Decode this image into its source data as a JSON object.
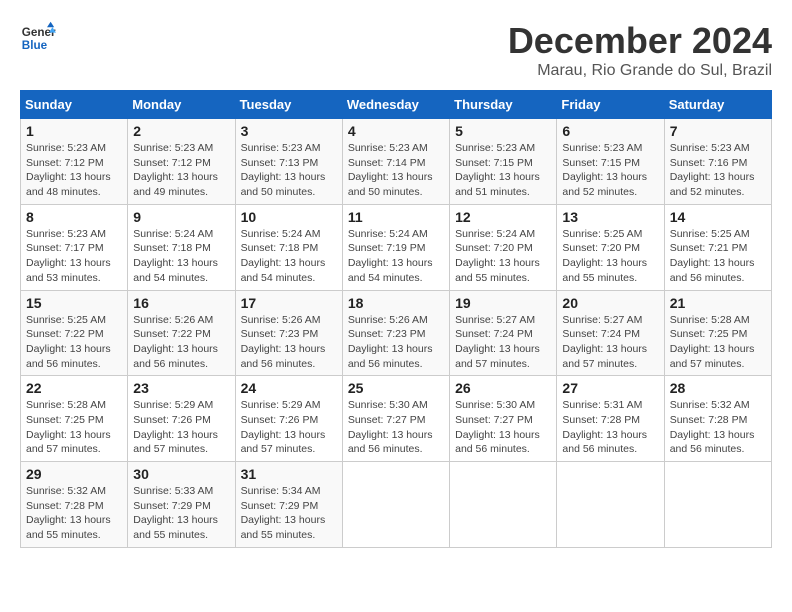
{
  "header": {
    "logo_line1": "General",
    "logo_line2": "Blue",
    "title": "December 2024",
    "subtitle": "Marau, Rio Grande do Sul, Brazil"
  },
  "days_of_week": [
    "Sunday",
    "Monday",
    "Tuesday",
    "Wednesday",
    "Thursday",
    "Friday",
    "Saturday"
  ],
  "weeks": [
    [
      {
        "day": "1",
        "info": "Sunrise: 5:23 AM\nSunset: 7:12 PM\nDaylight: 13 hours and 48 minutes."
      },
      {
        "day": "2",
        "info": "Sunrise: 5:23 AM\nSunset: 7:12 PM\nDaylight: 13 hours and 49 minutes."
      },
      {
        "day": "3",
        "info": "Sunrise: 5:23 AM\nSunset: 7:13 PM\nDaylight: 13 hours and 50 minutes."
      },
      {
        "day": "4",
        "info": "Sunrise: 5:23 AM\nSunset: 7:14 PM\nDaylight: 13 hours and 50 minutes."
      },
      {
        "day": "5",
        "info": "Sunrise: 5:23 AM\nSunset: 7:15 PM\nDaylight: 13 hours and 51 minutes."
      },
      {
        "day": "6",
        "info": "Sunrise: 5:23 AM\nSunset: 7:15 PM\nDaylight: 13 hours and 52 minutes."
      },
      {
        "day": "7",
        "info": "Sunrise: 5:23 AM\nSunset: 7:16 PM\nDaylight: 13 hours and 52 minutes."
      }
    ],
    [
      {
        "day": "8",
        "info": "Sunrise: 5:23 AM\nSunset: 7:17 PM\nDaylight: 13 hours and 53 minutes."
      },
      {
        "day": "9",
        "info": "Sunrise: 5:24 AM\nSunset: 7:18 PM\nDaylight: 13 hours and 54 minutes."
      },
      {
        "day": "10",
        "info": "Sunrise: 5:24 AM\nSunset: 7:18 PM\nDaylight: 13 hours and 54 minutes."
      },
      {
        "day": "11",
        "info": "Sunrise: 5:24 AM\nSunset: 7:19 PM\nDaylight: 13 hours and 54 minutes."
      },
      {
        "day": "12",
        "info": "Sunrise: 5:24 AM\nSunset: 7:20 PM\nDaylight: 13 hours and 55 minutes."
      },
      {
        "day": "13",
        "info": "Sunrise: 5:25 AM\nSunset: 7:20 PM\nDaylight: 13 hours and 55 minutes."
      },
      {
        "day": "14",
        "info": "Sunrise: 5:25 AM\nSunset: 7:21 PM\nDaylight: 13 hours and 56 minutes."
      }
    ],
    [
      {
        "day": "15",
        "info": "Sunrise: 5:25 AM\nSunset: 7:22 PM\nDaylight: 13 hours and 56 minutes."
      },
      {
        "day": "16",
        "info": "Sunrise: 5:26 AM\nSunset: 7:22 PM\nDaylight: 13 hours and 56 minutes."
      },
      {
        "day": "17",
        "info": "Sunrise: 5:26 AM\nSunset: 7:23 PM\nDaylight: 13 hours and 56 minutes."
      },
      {
        "day": "18",
        "info": "Sunrise: 5:26 AM\nSunset: 7:23 PM\nDaylight: 13 hours and 56 minutes."
      },
      {
        "day": "19",
        "info": "Sunrise: 5:27 AM\nSunset: 7:24 PM\nDaylight: 13 hours and 57 minutes."
      },
      {
        "day": "20",
        "info": "Sunrise: 5:27 AM\nSunset: 7:24 PM\nDaylight: 13 hours and 57 minutes."
      },
      {
        "day": "21",
        "info": "Sunrise: 5:28 AM\nSunset: 7:25 PM\nDaylight: 13 hours and 57 minutes."
      }
    ],
    [
      {
        "day": "22",
        "info": "Sunrise: 5:28 AM\nSunset: 7:25 PM\nDaylight: 13 hours and 57 minutes."
      },
      {
        "day": "23",
        "info": "Sunrise: 5:29 AM\nSunset: 7:26 PM\nDaylight: 13 hours and 57 minutes."
      },
      {
        "day": "24",
        "info": "Sunrise: 5:29 AM\nSunset: 7:26 PM\nDaylight: 13 hours and 57 minutes."
      },
      {
        "day": "25",
        "info": "Sunrise: 5:30 AM\nSunset: 7:27 PM\nDaylight: 13 hours and 56 minutes."
      },
      {
        "day": "26",
        "info": "Sunrise: 5:30 AM\nSunset: 7:27 PM\nDaylight: 13 hours and 56 minutes."
      },
      {
        "day": "27",
        "info": "Sunrise: 5:31 AM\nSunset: 7:28 PM\nDaylight: 13 hours and 56 minutes."
      },
      {
        "day": "28",
        "info": "Sunrise: 5:32 AM\nSunset: 7:28 PM\nDaylight: 13 hours and 56 minutes."
      }
    ],
    [
      {
        "day": "29",
        "info": "Sunrise: 5:32 AM\nSunset: 7:28 PM\nDaylight: 13 hours and 55 minutes."
      },
      {
        "day": "30",
        "info": "Sunrise: 5:33 AM\nSunset: 7:29 PM\nDaylight: 13 hours and 55 minutes."
      },
      {
        "day": "31",
        "info": "Sunrise: 5:34 AM\nSunset: 7:29 PM\nDaylight: 13 hours and 55 minutes."
      },
      null,
      null,
      null,
      null
    ]
  ]
}
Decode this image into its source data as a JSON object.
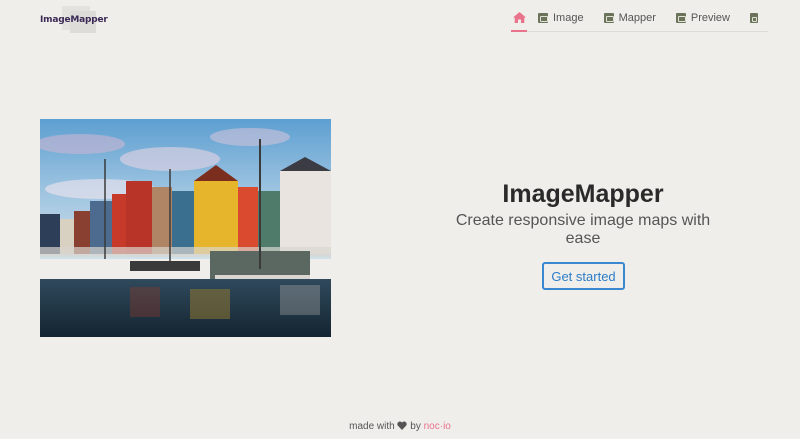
{
  "app": {
    "logo_text": "ImageMapper"
  },
  "nav": {
    "items": [
      {
        "label": "",
        "icon": "home-icon"
      },
      {
        "label": "Image",
        "icon": "image-icon"
      },
      {
        "label": "Mapper",
        "icon": "mapper-icon"
      },
      {
        "label": "Preview",
        "icon": "preview-icon"
      },
      {
        "label": "",
        "icon": "download-icon"
      }
    ],
    "active_color": "#e9738a"
  },
  "hero": {
    "title": "ImageMapper",
    "subtitle": "Create responsive image maps with ease",
    "cta_label": "Get started",
    "cta_color": "#3a88cf"
  },
  "footer": {
    "prefix": "made with",
    "heart_icon": "heart-icon",
    "by": "by",
    "brand": "noc·io"
  }
}
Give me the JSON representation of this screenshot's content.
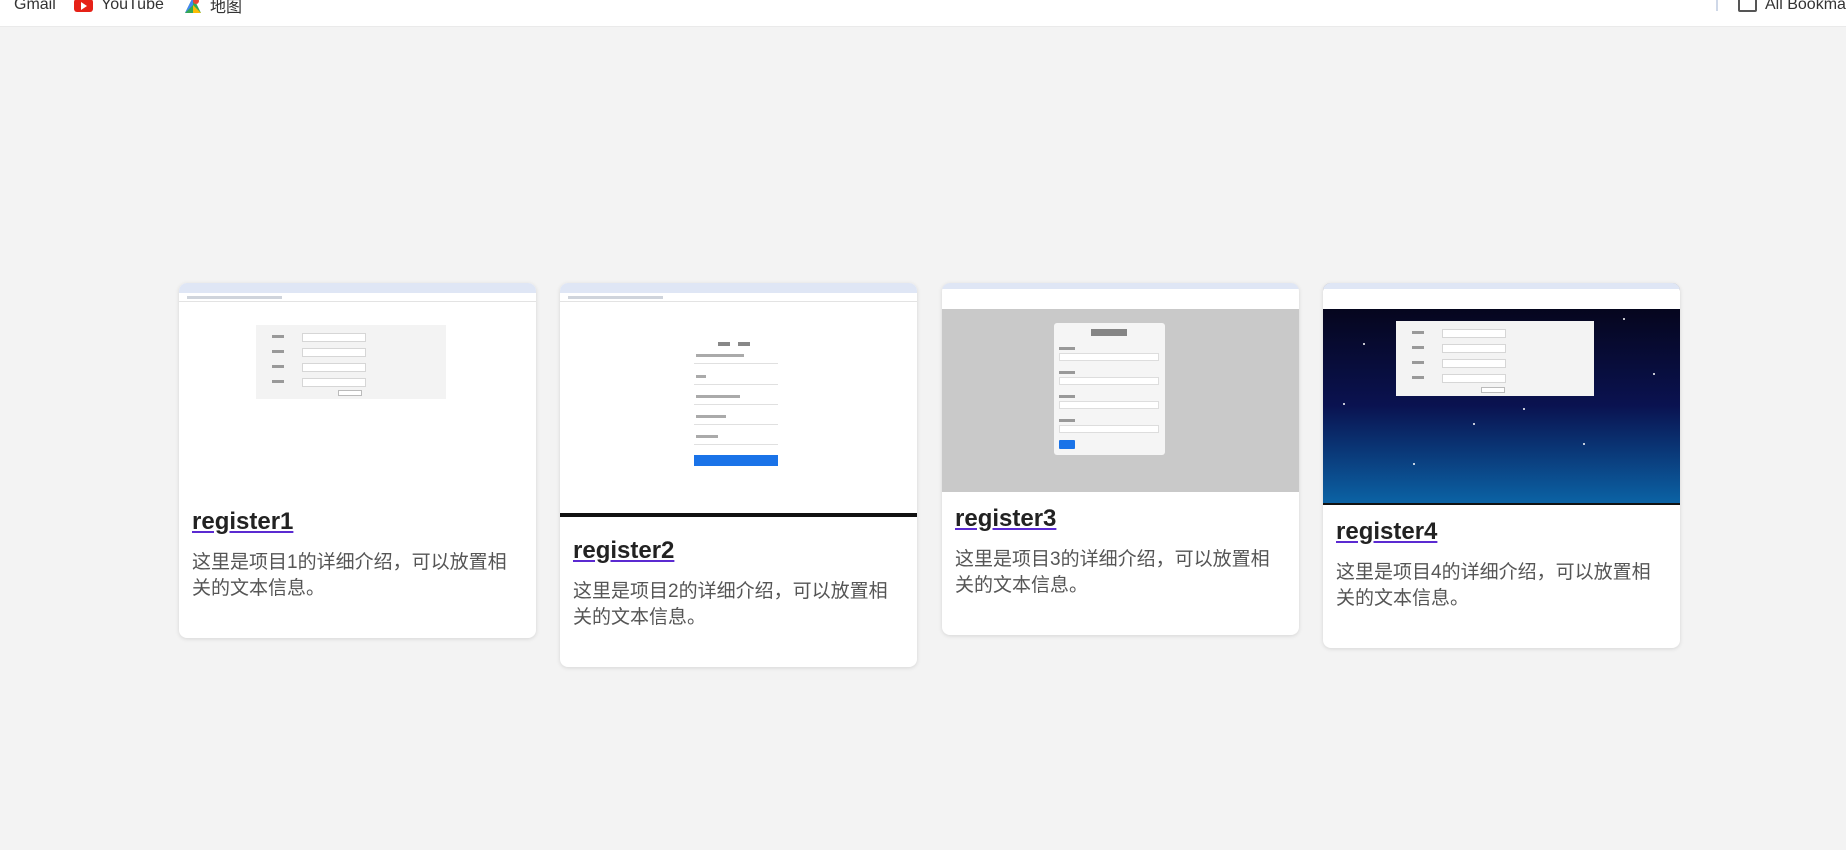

****************

[CHALLENGE]:
Every line should be retyped exactly, with the pictures omitted.

[WRITTEN RESPONSE]:
Decode this image into its source data as a JSON object.
{
  "header": {
    "logo_line1": "General",
    "logo_line2": "Blue",
    "title": "December 2024",
    "subtitle": "Marau, Rio Grande do Sul, Brazil"
  },
  "days_of_week": [
    "Sunday",
    "Monday",
    "Tuesday",
    "Wednesday",
    "Thursday",
    "Friday",
    "Saturday"
  ],
  "weeks": [
    [
      {
        "day": "1",
        "info": "Sunrise: 5:23 AM\nSunset: 7:12 PM\nDaylight: 13 hours and 48 minutes."
      },
      {
        "day": "2",
        "info": "Sunrise: 5:23 AM\nSunset: 7:12 PM\nDaylight: 13 hours and 49 minutes."
      },
      {
        "day": "3",
        "info": "Sunrise: 5:23 AM\nSunset: 7:13 PM\nDaylight: 13 hours and 50 minutes."
      },
      {
        "day": "4",
        "info": "Sunrise: 5:23 AM\nSunset: 7:14 PM\nDaylight: 13 hours and 50 minutes."
      },
      {
        "day": "5",
        "info": "Sunrise: 5:23 AM\nSunset: 7:15 PM\nDaylight: 13 hours and 51 minutes."
      },
      {
        "day": "6",
        "info": "Sunrise: 5:23 AM\nSunset: 7:15 PM\nDaylight: 13 hours and 52 minutes."
      },
      {
        "day": "7",
        "info": "Sunrise: 5:23 AM\nSunset: 7:16 PM\nDaylight: 13 hours and 52 minutes."
      }
    ],
    [
      {
        "day": "8",
        "info": "Sunrise: 5:23 AM\nSunset: 7:17 PM\nDaylight: 13 hours and 53 minutes."
      },
      {
        "day": "9",
        "info": "Sunrise: 5:24 AM\nSunset: 7:18 PM\nDaylight: 13 hours and 54 minutes."
      },
      {
        "day": "10",
        "info": "Sunrise: 5:24 AM\nSunset: 7:18 PM\nDaylight: 13 hours and 54 minutes."
      },
      {
        "day": "11",
        "info": "Sunrise: 5:24 AM\nSunset: 7:19 PM\nDaylight: 13 hours and 54 minutes."
      },
      {
        "day": "12",
        "info": "Sunrise: 5:24 AM\nSunset: 7:20 PM\nDaylight: 13 hours and 55 minutes."
      },
      {
        "day": "13",
        "info": "Sunrise: 5:25 AM\nSunset: 7:20 PM\nDaylight: 13 hours and 55 minutes."
      },
      {
        "day": "14",
        "info": "Sunrise: 5:25 AM\nSunset: 7:21 PM\nDaylight: 13 hours and 56 minutes."
      }
    ],
    [
      {
        "day": "15",
        "info": "Sunrise: 5:25 AM\nSunset: 7:22 PM\nDaylight: 13 hours and 56 minutes."
      },
      {
        "day": "16",
        "info": "Sunrise: 5:26 AM\nSunset: 7:22 PM\nDaylight: 13 hours and 56 minutes."
      },
      {
        "day": "17",
        "info": "Sunrise: 5:26 AM\nSunset: 7:23 PM\nDaylight: 13 hours and 56 minutes."
      },
      {
        "day": "18",
        "info": "Sunrise: 5:26 AM\nSunset: 7:23 PM\nDaylight: 13 hours and 56 minutes."
      },
      {
        "day": "19",
        "info": "Sunrise: 5:27 AM\nSunset: 7:24 PM\nDaylight: 13 hours and 57 minutes."
      },
      {
        "day": "20",
        "info": "Sunrise: 5:27 AM\nSunset: 7:24 PM\nDaylight: 13 hours and 57 minutes."
      },
      {
        "day": "21",
        "info": "Sunrise: 5:28 AM\nSunset: 7:25 PM\nDaylight: 13 hours and 57 minutes."
      }
    ],
    [
      {
        "day": "22",
        "info": "Sunrise: 5:28 AM\nSunset: 7:25 PM\nDaylight: 13 hours and 57 minutes."
      },
      {
        "day": "23",
        "info": "Sunrise: 5:29 AM\nSunset: 7:26 PM\nDaylight: 13 hours and 57 minutes."
      },
      {
        "day": "24",
        "info": "Sunrise: 5:29 AM\nSunset: 7:26 PM\nDaylight: 13 hours and 57 minutes."
      },
      {
        "day": "25",
        "info": "Sunrise: 5:30 AM\nSunset: 7:27 PM\nDaylight: 13 hours and 56 minutes."
      },
      {
        "day": "26",
        "info": "Sunrise: 5:30 AM\nSunset: 7:27 PM\nDaylight: 13 hours and 56 minutes."
      },
      {
        "day": "27",
        "info": "Sunrise: 5:31 AM\nSunset: 7:28 PM\nDaylight: 13 hours and 56 minutes."
      },
      {
        "day": "28",
        "info": "Sunrise: 5:32 AM\nSunset: 7:28 PM\nDaylight: 13 hours and 56 minutes."
      }
    ],
    [
      {
        "day": "29",
        "info": "Sunrise: 5:32 AM\nSunset: 7:28 PM\nDaylight: 13 hours and 55 minutes."
      },
      {
        "day": "30",
        "info": "Sunrise: 5:33 AM\nSunset: 7:29 PM\nDaylight: 13 hours and 55 minutes."
      },
      {
        "day": "31",
        "info": "Sunrise: 5:34 AM\nSunset: 7:29 PM\nDaylight: 13 hours and 55 minutes."
      },
      null,
      null,
      null,
      null
    ]
  ]
}
Decode this image into its source data as a JSON object.
{
  "app": {
    "logo_text": "ImageMapper"
  },
  "nav": {
    "items": [
      {
        "label": "",
        "icon": "home-icon"
      },
      {
        "label": "Image",
        "icon": "image-icon"
      },
      {
        "label": "Mapper",
        "icon": "mapper-icon"
      },
      {
        "label": "Preview",
        "icon": "preview-icon"
      },
      {
        "label": "",
        "icon": "download-icon"
      }
    ],
    "active_color": "#e9738a"
  },
  "hero": {
    "title": "ImageMapper",
    "subtitle": "Create responsive image maps with ease",
    "cta_label": "Get started",
    "cta_color": "#3a88cf"
  },
  "footer": {
    "prefix": "made with",
    "heart_icon": "heart-icon",
    "by": "by",
    "brand": "noc·io"
  }
}
Give me the JSON representation of this screenshot's content.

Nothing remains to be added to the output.